___ Study text

All About The Weather

All About The Weather


The weather has a major influence on your life. It can effect where you live, what you wear, and what you eat.

Unfortunately, weather at its worst, can cause devastation and result in the loss of life.

Earth’s weather is controlled by the Sun, this determines the degree to which it is hot or cold, wet or dry, calm or stormy, and clear or cloudy.

The Sun’s heat keeps the air moving, which causes the different types of weather on Earth.

In a 24 hour day, the Sun is at its weakest at dusk and dawn, this is when it sets and rises. It is at the strongest in the middle of the day, especially when it is directly overhead.

The weather is determined by such things as temperature, humidity, air pressure, and wind. These are called the elements.

The weather pattern that any place on Earth would have over a year is called the climate.

All weather happens in the lowest layer of the Earth’s atmosphere, this is a layer of gases that surrounds Earth.

The Earth’s Sun is like a weather machine. The heat from the Sun turns moisture (water) from plants, oceans, lakes, and rivers into water vapor (gas), which disappears into the air. As the vapor rises, it cools and changes into tiny water droplets and forms into clouds, and it then falls back to Earth as rain, sleet, or snow.

Wind is nothing more than moving air, that moves and blows in different directions.

Wind happens from the changes in pressure.

The wind or breeze we all feel on our face is a result of the Sun heating the Earth’s surface, which in turns heats up the air above it. This warm air spreads out and gets lighter, and as it gets lighter, it also rises, allowing colder heavier air from cooler areas to rush in as wind.

The speed of the wind is determined by how different the temperature is between the cool and warm air that is pushing against each other, which means the bigger the temperature difference, the faster the wind will blow.

Air pressure is greatest near the ground, this is because there is a larger weight of air pushing down from up above in the atmosphere, so the higher you go, the less air and air pressure there is.

With the Sun’s rays hitting Earth at different angles, it heats up the planet unevenly, but thanks to the global winds and ocean currents, these redistribute the heat around the world, preventing severe extremes of temperature.

______

Please repeat the weather text above word for word, starting with "The weather has" and going on through "weather on Earth.".

___ Records shown

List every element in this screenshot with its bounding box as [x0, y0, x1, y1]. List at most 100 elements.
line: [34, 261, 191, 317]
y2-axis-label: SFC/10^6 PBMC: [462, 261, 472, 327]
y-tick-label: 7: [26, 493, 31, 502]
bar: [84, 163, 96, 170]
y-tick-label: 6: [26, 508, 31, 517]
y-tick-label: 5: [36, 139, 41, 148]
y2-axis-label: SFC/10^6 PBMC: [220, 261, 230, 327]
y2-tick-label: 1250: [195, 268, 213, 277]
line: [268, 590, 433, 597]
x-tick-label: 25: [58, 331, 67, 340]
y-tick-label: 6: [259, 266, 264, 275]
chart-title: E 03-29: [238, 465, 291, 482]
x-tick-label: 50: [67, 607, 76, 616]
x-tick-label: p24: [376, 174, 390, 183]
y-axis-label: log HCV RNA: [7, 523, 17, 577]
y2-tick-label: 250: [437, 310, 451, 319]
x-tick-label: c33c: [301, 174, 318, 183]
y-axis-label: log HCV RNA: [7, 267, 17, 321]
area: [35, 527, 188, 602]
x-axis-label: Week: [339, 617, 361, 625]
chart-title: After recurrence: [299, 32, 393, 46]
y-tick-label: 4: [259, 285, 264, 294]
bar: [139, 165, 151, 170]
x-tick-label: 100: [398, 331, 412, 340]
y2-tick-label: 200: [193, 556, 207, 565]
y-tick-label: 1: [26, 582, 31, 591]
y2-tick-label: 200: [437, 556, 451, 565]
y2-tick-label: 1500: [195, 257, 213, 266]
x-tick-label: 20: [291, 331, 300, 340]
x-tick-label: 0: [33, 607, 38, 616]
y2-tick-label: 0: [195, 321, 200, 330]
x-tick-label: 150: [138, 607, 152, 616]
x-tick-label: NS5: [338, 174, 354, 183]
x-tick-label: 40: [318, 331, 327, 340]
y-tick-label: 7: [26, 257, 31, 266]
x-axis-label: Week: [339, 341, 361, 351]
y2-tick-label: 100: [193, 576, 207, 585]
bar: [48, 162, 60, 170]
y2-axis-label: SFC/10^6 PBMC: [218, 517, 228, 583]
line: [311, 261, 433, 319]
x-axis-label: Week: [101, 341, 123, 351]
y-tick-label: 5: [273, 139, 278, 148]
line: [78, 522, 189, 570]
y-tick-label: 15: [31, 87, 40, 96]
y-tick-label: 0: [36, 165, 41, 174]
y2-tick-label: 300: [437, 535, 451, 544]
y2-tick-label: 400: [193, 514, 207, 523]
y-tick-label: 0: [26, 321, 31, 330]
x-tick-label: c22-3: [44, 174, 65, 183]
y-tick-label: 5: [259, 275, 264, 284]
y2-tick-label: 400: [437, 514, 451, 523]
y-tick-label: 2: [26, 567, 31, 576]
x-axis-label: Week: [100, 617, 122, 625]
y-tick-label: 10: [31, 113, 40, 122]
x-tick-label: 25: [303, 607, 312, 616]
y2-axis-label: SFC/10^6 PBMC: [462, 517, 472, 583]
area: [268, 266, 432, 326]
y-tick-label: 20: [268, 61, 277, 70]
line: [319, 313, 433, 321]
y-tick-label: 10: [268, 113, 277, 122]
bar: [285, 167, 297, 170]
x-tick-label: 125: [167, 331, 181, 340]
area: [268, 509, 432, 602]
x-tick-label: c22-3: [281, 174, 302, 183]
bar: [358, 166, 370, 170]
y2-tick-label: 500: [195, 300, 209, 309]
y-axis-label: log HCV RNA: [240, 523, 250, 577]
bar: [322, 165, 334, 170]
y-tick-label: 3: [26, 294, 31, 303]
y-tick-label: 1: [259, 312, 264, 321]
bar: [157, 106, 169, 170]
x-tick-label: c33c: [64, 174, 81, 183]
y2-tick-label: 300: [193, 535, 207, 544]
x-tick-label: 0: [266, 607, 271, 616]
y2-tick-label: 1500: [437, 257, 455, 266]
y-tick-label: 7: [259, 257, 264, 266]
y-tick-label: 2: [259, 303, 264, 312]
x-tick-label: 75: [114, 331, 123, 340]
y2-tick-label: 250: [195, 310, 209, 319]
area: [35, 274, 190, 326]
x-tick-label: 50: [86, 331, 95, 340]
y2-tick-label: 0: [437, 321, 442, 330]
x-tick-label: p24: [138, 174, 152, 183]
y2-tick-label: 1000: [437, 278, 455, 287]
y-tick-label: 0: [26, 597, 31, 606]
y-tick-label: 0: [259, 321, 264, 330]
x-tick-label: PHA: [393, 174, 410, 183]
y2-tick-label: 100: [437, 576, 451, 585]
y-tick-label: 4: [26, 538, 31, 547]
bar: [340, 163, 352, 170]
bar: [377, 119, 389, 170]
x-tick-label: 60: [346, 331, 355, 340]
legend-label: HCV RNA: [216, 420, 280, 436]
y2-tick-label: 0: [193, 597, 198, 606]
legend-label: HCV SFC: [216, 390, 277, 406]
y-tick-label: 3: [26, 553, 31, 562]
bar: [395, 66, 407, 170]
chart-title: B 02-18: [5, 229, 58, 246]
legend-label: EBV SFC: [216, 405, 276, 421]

______

● **Solution to the exercise**
The weather has a major influence on your life. It can effect where you live, what you wear, and what you eat.

Unfortunately, weather at its worst, can cause devastation and result in the loss of life.

Earth’s weather is controlled by the Sun, this determines the degree to which it is hot or cold, wet or dry, calm or stormy, and clear or cloudy.

The Sun’s heat keeps the air moving, which causes the different types of weather on Earth.